◆ Exercise aim:
Would you quote the material below in full and unchanged?

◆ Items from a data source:
════════════════════

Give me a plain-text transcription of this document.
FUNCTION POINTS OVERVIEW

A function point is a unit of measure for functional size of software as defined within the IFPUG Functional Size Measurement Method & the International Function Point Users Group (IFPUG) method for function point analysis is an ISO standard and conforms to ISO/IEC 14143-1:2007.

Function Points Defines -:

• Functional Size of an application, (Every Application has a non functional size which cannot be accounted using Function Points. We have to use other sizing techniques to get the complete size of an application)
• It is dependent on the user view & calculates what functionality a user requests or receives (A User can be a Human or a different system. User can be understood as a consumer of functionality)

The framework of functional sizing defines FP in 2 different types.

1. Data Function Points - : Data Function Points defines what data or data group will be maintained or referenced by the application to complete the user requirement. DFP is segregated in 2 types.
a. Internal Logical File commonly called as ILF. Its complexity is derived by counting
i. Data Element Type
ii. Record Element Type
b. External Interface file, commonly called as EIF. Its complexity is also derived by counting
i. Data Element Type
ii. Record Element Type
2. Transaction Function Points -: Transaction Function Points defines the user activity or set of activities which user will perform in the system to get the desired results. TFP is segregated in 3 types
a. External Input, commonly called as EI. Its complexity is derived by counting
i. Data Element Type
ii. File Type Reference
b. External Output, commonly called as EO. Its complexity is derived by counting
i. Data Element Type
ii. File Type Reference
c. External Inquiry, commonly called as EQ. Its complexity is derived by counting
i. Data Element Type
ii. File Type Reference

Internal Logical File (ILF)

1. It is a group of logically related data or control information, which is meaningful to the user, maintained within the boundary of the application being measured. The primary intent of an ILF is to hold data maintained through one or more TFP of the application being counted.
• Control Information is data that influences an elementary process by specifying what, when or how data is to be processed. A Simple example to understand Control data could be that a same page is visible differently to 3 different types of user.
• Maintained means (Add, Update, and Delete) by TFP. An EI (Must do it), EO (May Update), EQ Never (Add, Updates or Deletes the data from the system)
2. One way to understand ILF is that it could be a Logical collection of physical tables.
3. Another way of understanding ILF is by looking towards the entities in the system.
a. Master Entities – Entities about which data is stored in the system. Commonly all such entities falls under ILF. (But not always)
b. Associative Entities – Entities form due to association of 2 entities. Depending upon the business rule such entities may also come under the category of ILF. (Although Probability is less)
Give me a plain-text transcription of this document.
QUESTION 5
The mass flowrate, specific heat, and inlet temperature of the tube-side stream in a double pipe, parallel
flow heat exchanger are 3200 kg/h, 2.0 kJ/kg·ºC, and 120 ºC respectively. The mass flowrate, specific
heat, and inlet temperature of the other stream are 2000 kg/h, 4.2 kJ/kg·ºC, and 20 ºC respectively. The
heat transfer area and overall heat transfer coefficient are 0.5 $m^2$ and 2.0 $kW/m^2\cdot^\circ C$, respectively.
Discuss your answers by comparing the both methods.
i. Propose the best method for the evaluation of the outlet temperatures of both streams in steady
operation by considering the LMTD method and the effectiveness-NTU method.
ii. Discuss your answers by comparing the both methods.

════════════════════

◆ Solution to the exercise:
Give me a plain-text transcription of this document.
FUNCTION POINTS OVERVIEW

A function point is a unit of measure for functional size of software as defined within the IFPUG Functional Size Measurement Method & the International Function Point Users Group (IFPUG) method for function point analysis is an ISO standard and conforms to ISO/IEC 14143-1:2007.

Function Points Defines -:

• Functional Size of an application, (Every Application has a non functional size which cannot be accounted using Function Points. We have to use other sizing techniques to get the complete size of an application)
• It is dependent on the user view & calculates what functionality a user requests or receives (A User can be a Human or a different system. User can be understood as a consumer of functionality)

The framework of functional sizing defines FP in 2 different types.

1. Data Function Points - : Data Function Points defines what data or data group will be maintained or referenced by the application to complete the user requirement. DFP is segregated in 2 types.
a. Internal Logical File commonly called as ILF. Its complexity is derived by counting
i. Data Element Type
ii. Record Element Type
b. External Interface file, commonly called as EIF. Its complexity is also derived by counting
i. Data Element Type
ii. Record Element Type
2. Transaction Function Points -: Transaction Function Points defines the user activity or set of activities which user will perform in the system to get the desired results. TFP is segregated in 3 types
a. External Input, commonly called as EI. Its complexity is derived by counting
i. Data Element Type
ii. File Type Reference
b. External Output, commonly called as EO. Its complexity is derived by counting
i. Data Element Type
ii. File Type Reference
c. External Inquiry, commonly called as EQ. Its complexity is derived by counting
i. Data Element Type
ii. File Type Reference

Internal Logical File (ILF)

1. It is a group of logically related data or control information, which is meaningful to the user, maintained within the boundary of the application being measured. The primary intent of an ILF is to hold data maintained through one or more TFP of the application being counted.
• Control Information is data that influences an elementary process by specifying what, when or how data is to be processed. A Simple example to understand Control data could be that a same page is visible differently to 3 different types of user.
• Maintained means (Add, Update, and Delete) by TFP. An EI (Must do it), EO (May Update), EQ Never (Add, Updates or Deletes the data from the system)
2. One way to understand ILF is that it could be a Logical collection of physical tables.
3. Another way of understanding ILF is by looking towards the entities in the system.
a. Master Entities – Entities about which data is stored in the system. Commonly all such entities falls under ILF. (But not always)
b. Associative Entities – Entities form due to association of 2 entities. Depending upon the business rule such entities may also come under the category of ILF. (Although Probability is less)
Give me a plain-text transcription of this document.
QUESTION 5
The mass flowrate, specific heat, and inlet temperature of the tube-side stream in a double pipe, parallel
flow heat exchanger are 3200 kg/h, 2.0 kJ/kg·ºC, and 120 ºC respectively. The mass flowrate, specific
heat, and inlet temperature of the other stream are 2000 kg/h, 4.2 kJ/kg·ºC, and 20 ºC respectively. The
heat transfer area and overall heat transfer coefficient are 0.5 $m^2$ and 2.0 $kW/m^2\cdot^\circ C$, respectively.
Discuss your answers by comparing the both methods.
i. Propose the best method for the evaluation of the outlet temperatures of both streams in steady
operation by considering the LMTD method and the effectiveness-NTU method.
ii. Discuss your answers by comparing the both methods.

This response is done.